- WRITTEN REQUEST -
Scan the records below for lines with the word "text", then state how many you find and nothing else.

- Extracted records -
## START

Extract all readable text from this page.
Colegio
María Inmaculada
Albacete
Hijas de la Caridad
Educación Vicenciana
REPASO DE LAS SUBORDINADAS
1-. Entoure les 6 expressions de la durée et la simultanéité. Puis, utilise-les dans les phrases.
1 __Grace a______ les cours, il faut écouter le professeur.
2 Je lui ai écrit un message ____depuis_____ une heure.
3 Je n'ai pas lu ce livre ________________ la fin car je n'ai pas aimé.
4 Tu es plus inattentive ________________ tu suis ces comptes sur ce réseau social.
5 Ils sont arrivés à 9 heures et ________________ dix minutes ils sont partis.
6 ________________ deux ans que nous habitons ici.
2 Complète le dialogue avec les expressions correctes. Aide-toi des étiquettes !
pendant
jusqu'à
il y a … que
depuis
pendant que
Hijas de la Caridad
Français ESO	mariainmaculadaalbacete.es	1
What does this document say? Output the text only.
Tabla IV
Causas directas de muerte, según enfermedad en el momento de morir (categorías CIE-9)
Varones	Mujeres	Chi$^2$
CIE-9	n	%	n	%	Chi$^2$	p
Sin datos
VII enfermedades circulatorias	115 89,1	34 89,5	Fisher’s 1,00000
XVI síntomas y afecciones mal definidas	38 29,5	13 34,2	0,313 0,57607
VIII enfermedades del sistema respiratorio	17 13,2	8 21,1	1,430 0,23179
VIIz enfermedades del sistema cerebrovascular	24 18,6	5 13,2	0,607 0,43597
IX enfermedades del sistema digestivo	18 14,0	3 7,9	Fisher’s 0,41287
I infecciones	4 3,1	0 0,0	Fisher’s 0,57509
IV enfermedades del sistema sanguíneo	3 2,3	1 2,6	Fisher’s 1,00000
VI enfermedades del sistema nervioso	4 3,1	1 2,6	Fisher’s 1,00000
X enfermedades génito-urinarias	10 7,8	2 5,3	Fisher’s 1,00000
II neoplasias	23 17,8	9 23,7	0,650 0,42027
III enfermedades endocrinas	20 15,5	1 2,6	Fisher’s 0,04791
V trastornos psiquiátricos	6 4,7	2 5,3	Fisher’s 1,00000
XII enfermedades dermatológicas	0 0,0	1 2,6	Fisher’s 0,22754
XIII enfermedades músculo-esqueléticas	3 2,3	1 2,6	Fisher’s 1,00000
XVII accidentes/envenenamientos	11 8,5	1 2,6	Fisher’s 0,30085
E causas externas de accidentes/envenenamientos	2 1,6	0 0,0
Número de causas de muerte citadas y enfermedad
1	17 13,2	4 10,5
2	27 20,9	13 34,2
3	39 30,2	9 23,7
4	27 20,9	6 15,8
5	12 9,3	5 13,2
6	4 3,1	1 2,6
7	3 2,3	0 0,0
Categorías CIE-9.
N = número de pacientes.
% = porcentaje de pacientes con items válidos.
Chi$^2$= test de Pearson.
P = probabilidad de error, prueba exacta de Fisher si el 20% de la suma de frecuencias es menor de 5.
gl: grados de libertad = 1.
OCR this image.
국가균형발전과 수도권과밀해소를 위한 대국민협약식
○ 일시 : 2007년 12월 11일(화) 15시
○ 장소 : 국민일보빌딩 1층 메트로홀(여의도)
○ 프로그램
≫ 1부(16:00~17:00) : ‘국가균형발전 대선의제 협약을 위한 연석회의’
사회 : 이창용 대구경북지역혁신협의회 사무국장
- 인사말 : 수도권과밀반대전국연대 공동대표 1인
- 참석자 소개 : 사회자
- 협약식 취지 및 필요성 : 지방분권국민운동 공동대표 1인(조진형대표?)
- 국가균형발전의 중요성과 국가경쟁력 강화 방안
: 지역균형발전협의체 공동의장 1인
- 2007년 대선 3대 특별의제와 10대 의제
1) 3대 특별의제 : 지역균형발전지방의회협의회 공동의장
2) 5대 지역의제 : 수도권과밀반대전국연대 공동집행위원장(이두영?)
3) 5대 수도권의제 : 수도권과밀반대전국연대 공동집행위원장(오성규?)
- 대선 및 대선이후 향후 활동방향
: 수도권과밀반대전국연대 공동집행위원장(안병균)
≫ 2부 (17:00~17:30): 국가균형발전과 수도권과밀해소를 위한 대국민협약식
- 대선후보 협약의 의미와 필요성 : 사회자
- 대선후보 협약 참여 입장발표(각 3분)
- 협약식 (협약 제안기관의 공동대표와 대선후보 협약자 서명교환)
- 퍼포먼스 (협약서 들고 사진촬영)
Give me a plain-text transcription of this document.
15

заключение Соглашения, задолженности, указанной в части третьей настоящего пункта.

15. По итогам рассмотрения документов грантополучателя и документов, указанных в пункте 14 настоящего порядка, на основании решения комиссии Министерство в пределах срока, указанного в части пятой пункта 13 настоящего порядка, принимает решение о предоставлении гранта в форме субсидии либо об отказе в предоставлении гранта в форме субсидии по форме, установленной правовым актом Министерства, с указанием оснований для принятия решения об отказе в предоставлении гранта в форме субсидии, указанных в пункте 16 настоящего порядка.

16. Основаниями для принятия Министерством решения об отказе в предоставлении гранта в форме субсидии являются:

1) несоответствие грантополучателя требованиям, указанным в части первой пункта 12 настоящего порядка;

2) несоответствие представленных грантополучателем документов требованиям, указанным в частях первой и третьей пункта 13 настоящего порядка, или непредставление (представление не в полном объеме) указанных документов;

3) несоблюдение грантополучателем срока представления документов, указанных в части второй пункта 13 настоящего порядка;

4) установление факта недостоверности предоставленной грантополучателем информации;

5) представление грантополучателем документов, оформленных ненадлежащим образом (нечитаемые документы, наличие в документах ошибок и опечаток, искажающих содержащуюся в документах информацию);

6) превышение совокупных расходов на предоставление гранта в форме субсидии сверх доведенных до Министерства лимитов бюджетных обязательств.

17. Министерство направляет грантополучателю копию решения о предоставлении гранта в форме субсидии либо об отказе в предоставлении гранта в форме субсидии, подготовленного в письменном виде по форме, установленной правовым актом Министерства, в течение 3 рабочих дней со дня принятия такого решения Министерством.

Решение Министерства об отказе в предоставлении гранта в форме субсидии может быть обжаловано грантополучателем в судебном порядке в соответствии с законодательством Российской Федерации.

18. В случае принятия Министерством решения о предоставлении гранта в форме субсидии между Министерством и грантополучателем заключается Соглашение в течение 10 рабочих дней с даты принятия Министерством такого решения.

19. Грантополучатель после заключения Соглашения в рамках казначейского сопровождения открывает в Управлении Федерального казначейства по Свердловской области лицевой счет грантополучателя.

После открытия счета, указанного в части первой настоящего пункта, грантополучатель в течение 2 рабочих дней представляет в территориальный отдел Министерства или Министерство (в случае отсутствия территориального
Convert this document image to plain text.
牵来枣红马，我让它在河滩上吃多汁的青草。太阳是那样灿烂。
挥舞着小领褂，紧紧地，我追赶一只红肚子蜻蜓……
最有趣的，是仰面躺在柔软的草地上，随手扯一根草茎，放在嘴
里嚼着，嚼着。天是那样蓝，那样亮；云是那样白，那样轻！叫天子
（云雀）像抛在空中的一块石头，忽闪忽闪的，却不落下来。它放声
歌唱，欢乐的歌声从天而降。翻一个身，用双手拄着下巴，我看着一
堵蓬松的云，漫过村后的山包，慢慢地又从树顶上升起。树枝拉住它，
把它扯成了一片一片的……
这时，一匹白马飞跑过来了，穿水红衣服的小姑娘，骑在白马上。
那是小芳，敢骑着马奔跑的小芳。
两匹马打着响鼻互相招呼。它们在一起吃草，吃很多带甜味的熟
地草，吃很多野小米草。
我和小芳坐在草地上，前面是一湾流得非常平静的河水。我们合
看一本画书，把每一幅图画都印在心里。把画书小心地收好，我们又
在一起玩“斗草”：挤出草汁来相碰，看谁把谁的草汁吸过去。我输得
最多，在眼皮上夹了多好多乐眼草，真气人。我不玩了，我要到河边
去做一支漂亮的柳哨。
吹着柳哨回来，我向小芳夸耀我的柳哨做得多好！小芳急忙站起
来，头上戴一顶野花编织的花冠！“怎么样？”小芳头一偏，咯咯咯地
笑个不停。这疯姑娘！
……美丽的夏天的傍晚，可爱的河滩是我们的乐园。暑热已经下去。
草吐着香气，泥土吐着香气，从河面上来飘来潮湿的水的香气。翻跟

## END

- EXPECTED OUTPUT -
4